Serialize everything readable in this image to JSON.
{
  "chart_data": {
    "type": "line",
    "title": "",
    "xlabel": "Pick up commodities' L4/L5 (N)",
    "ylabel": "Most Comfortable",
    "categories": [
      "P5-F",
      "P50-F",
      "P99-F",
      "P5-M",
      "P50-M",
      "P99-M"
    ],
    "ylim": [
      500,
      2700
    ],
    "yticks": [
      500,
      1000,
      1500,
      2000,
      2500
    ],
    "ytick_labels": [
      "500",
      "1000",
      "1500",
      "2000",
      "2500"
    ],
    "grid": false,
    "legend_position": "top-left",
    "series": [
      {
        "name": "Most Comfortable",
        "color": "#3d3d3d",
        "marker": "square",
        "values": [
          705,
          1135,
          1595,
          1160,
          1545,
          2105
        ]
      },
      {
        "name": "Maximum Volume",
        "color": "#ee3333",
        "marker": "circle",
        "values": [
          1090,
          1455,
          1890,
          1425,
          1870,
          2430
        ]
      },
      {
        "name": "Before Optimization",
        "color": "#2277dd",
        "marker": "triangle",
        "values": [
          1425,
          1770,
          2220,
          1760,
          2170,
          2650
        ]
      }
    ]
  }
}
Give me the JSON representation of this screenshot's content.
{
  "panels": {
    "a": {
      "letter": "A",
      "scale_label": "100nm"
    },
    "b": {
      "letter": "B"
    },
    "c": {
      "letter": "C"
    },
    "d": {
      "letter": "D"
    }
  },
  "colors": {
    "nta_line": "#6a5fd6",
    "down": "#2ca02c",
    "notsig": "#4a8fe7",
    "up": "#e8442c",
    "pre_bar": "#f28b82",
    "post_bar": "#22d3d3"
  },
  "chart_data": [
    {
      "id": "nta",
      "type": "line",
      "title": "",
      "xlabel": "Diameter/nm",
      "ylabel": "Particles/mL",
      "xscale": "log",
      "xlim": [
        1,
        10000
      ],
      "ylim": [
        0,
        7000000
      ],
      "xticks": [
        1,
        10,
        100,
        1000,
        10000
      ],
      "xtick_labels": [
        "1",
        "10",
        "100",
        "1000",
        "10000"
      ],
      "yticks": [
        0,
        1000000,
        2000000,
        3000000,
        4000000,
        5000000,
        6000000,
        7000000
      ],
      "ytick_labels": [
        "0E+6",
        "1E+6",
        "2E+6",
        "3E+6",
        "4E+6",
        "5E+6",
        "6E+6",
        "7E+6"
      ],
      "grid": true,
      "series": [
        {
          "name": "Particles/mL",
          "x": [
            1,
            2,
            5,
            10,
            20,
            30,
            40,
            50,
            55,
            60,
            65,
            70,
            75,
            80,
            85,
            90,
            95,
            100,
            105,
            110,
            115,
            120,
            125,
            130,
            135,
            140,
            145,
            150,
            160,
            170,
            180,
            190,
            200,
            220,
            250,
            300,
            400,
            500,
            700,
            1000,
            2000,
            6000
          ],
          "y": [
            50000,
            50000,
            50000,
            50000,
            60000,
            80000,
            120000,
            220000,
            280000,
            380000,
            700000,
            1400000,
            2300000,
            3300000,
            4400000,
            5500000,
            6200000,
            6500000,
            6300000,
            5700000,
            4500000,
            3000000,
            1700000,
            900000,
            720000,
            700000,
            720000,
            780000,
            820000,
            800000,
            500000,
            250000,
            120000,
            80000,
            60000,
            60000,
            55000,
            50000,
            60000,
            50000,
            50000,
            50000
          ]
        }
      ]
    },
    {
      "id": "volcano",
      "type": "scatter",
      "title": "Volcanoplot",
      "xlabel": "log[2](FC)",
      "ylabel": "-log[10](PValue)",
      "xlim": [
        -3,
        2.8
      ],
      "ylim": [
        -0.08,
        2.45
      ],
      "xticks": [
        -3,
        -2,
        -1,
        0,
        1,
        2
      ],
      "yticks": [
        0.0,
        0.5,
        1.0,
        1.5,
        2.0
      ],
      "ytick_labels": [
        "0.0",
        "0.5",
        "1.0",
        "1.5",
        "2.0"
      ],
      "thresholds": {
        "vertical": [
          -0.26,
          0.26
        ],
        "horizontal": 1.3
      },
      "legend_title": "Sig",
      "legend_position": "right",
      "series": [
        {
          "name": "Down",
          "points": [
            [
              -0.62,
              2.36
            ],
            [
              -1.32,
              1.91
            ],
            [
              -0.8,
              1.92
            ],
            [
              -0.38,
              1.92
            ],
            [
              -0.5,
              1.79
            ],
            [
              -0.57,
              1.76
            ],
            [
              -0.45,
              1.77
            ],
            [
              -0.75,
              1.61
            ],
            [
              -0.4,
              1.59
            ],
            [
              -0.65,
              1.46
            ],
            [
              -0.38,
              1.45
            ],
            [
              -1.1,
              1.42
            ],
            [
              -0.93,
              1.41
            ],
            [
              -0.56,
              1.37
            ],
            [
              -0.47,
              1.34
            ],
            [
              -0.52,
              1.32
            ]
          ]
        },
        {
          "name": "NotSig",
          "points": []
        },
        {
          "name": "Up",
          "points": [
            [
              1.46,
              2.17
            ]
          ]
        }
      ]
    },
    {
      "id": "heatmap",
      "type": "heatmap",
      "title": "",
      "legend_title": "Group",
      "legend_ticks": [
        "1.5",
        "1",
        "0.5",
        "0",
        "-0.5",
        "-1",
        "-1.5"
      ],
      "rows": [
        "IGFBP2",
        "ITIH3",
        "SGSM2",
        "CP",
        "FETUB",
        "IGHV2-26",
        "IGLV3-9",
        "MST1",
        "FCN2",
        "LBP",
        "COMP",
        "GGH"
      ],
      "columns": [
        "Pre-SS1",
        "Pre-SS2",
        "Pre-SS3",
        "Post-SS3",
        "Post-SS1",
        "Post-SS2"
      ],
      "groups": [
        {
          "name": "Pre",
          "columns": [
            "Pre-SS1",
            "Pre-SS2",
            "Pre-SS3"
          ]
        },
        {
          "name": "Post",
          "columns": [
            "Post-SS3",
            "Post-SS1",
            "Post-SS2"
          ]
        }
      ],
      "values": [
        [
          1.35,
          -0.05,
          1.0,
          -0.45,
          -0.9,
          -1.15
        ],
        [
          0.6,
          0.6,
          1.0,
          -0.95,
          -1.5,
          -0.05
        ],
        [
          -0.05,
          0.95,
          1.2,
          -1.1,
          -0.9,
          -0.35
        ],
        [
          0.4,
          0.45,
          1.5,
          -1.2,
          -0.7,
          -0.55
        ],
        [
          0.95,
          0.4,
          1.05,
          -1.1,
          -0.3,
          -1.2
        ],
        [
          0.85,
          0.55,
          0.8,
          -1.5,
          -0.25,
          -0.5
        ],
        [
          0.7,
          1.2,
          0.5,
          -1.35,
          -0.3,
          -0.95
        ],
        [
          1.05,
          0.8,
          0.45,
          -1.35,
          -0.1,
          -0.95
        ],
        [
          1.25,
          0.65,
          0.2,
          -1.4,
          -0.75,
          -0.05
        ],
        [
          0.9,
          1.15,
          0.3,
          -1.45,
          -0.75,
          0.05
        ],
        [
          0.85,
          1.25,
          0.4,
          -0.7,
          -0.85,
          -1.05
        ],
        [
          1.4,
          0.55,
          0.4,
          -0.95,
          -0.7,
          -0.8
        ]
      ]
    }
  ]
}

☆ ☆ ☆ ☆ ☆

* Given request: Which lines hold the word "xlabel"? Show each one.

* Full answer:
    "xlabel": "Pick up commodities' L4/L5 (N)",
      "xlabel": "Diameter/nm",
      "xlabel": "log[2](FC)",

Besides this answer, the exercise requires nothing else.